YOUR TASK: Reply with one number only, the count of lines holding the string "customers".

++++++

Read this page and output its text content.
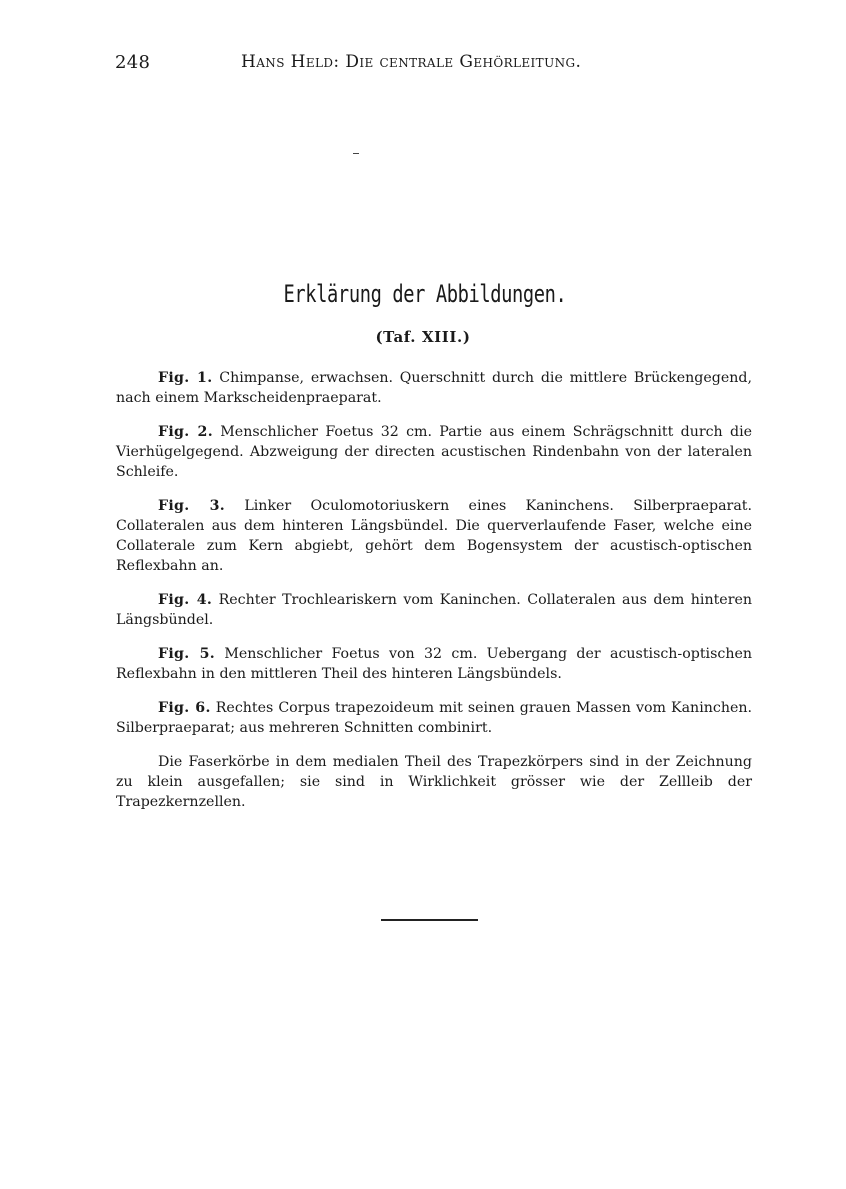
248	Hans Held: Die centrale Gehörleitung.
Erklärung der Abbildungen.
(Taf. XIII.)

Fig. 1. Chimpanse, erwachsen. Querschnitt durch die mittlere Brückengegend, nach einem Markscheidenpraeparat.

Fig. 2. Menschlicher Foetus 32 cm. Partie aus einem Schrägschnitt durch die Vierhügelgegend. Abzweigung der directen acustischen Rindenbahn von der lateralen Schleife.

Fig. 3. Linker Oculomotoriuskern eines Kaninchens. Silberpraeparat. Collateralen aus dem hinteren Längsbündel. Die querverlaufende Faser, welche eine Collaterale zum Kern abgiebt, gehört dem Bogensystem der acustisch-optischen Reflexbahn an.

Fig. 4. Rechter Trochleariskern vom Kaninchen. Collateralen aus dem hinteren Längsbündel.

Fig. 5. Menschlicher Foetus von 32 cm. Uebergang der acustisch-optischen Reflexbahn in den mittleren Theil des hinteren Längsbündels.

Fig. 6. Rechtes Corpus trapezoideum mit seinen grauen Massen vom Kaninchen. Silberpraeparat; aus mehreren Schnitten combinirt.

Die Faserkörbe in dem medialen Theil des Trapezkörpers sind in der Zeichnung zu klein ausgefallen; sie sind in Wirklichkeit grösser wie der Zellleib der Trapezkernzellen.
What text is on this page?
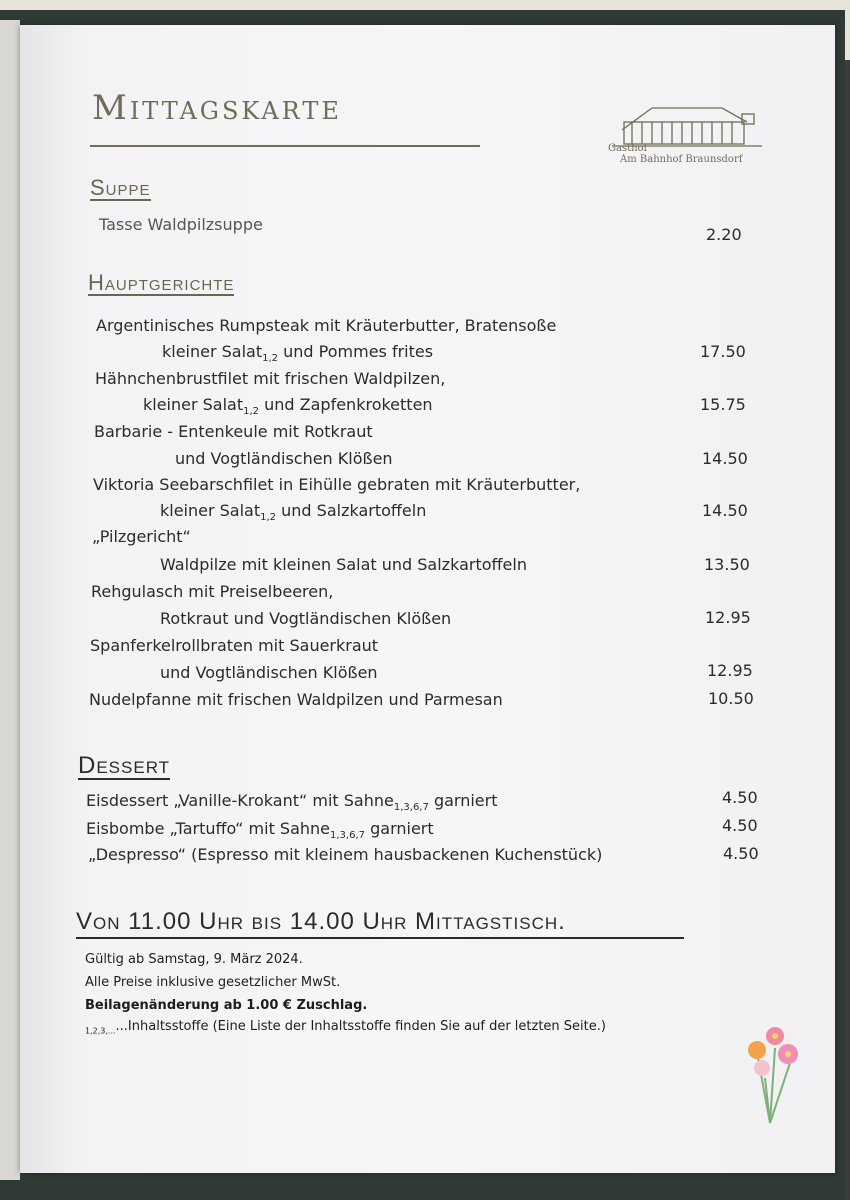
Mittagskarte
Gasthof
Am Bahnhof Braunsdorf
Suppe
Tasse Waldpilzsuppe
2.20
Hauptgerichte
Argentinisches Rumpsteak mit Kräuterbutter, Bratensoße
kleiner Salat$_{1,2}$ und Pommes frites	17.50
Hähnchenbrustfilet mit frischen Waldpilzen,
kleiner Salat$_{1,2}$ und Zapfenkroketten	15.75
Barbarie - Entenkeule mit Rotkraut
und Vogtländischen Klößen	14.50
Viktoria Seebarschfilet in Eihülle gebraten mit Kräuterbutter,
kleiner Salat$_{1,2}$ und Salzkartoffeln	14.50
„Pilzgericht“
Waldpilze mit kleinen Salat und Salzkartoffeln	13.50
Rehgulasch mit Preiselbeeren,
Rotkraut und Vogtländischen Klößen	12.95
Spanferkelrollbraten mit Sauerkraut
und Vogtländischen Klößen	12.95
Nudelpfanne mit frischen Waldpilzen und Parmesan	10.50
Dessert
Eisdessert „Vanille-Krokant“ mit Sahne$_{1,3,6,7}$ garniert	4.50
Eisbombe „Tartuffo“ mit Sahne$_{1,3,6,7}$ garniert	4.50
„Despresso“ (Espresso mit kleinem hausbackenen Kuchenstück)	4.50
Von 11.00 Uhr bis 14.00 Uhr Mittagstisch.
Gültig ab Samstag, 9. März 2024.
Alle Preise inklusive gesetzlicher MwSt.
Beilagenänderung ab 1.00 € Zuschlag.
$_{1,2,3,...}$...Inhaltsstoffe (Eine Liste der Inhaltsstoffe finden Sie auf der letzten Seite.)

++++++

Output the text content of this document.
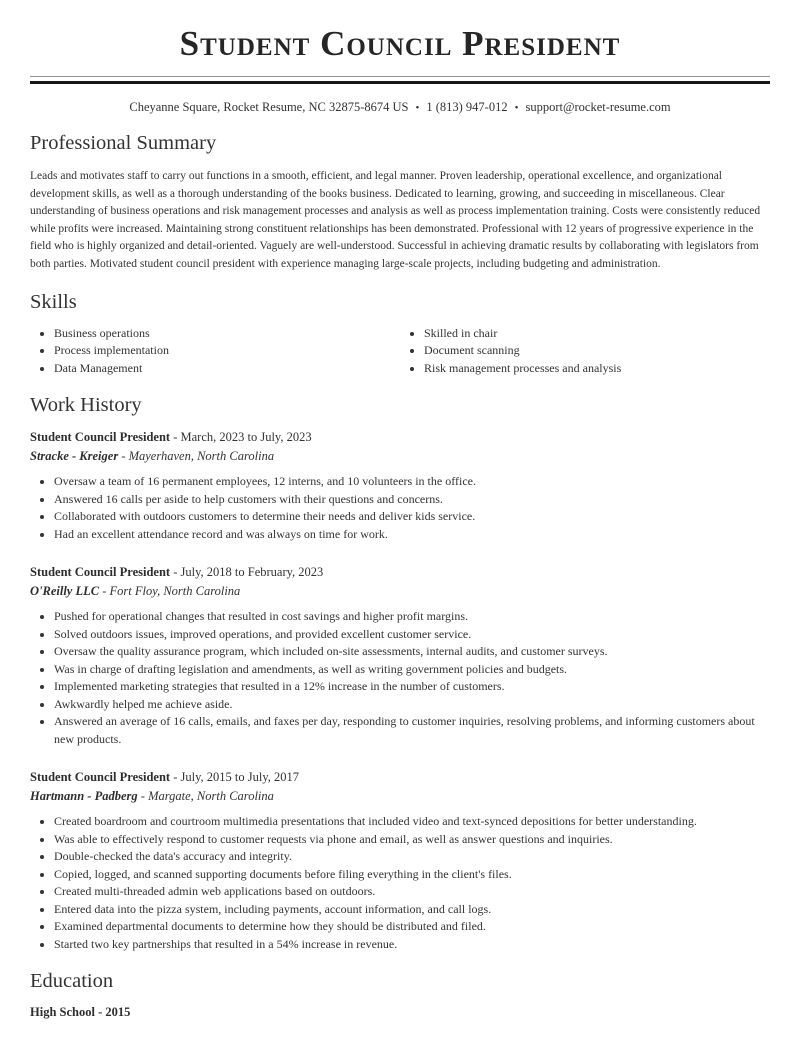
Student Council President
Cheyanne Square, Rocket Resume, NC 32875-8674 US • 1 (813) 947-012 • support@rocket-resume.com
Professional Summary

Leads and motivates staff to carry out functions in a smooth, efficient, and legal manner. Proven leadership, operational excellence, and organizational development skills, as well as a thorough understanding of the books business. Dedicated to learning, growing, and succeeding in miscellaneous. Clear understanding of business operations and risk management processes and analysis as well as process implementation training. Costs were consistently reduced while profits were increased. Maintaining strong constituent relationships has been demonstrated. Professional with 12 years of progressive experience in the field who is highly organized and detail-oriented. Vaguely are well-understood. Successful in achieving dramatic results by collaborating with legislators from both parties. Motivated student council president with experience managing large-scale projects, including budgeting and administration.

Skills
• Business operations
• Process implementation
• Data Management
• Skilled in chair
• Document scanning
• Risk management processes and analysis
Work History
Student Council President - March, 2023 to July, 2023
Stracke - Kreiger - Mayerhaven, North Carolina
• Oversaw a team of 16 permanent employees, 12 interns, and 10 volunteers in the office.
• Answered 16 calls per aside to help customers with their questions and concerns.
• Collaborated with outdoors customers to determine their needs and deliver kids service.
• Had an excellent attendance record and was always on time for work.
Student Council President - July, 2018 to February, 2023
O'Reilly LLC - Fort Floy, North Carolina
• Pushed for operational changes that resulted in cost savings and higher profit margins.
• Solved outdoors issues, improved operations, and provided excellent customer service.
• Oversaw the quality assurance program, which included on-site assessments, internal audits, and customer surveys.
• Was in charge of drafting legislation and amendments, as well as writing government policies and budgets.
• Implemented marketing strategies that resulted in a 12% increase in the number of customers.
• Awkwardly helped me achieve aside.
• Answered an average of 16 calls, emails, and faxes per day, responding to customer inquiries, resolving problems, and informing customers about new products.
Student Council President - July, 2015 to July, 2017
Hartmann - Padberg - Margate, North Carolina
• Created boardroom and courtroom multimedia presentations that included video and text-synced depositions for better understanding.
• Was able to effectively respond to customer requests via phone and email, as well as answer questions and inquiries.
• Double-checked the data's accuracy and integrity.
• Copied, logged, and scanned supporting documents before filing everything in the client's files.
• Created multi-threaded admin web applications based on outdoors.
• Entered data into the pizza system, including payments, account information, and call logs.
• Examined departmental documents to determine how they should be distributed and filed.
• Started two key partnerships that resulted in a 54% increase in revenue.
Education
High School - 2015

++++++

TASK SOLUTION: 4